**Stated task:** What follows is a block of records; reproduce all of it verbatim.

================

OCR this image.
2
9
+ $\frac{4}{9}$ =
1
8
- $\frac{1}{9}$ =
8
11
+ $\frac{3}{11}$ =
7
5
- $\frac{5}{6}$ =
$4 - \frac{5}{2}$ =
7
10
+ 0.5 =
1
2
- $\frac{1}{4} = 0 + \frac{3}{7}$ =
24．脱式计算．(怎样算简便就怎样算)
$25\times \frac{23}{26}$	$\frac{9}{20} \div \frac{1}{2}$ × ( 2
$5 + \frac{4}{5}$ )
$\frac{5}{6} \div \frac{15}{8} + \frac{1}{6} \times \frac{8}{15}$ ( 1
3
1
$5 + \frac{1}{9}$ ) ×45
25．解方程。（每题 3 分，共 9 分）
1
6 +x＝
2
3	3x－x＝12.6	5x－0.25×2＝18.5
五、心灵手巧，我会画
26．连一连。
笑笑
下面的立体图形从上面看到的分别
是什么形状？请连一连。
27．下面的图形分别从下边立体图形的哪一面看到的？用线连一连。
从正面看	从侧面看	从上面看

================

**Response below:**
OCR this image.
2
9
+ $\frac{4}{9}$ =
1
8
- $\frac{1}{9}$ =
8
11
+ $\frac{3}{11}$ =
7
5
- $\frac{5}{6}$ =
$4 - \frac{5}{2}$ =
7
10
+ 0.5 =
1
2
- $\frac{1}{4} = 0 + \frac{3}{7}$ =
24．脱式计算．(怎样算简便就怎样算)
$25\times \frac{23}{26}$	$\frac{9}{20} \div \frac{1}{2}$ × ( 2
$5 + \frac{4}{5}$ )
$\frac{5}{6} \div \frac{15}{8} + \frac{1}{6} \times \frac{8}{15}$ ( 1
3
1
$5 + \frac{1}{9}$ ) ×45
25．解方程。（每题 3 分，共 9 分）
1
6 +x＝
2
3	3x－x＝12.6	5x－0.25×2＝18.5
五、心灵手巧，我会画
26．连一连。
笑笑
下面的立体图形从上面看到的分别
是什么形状？请连一连。
27．下面的图形分别从下边立体图形的哪一面看到的？用线连一连。
从正面看	从侧面看	从上面看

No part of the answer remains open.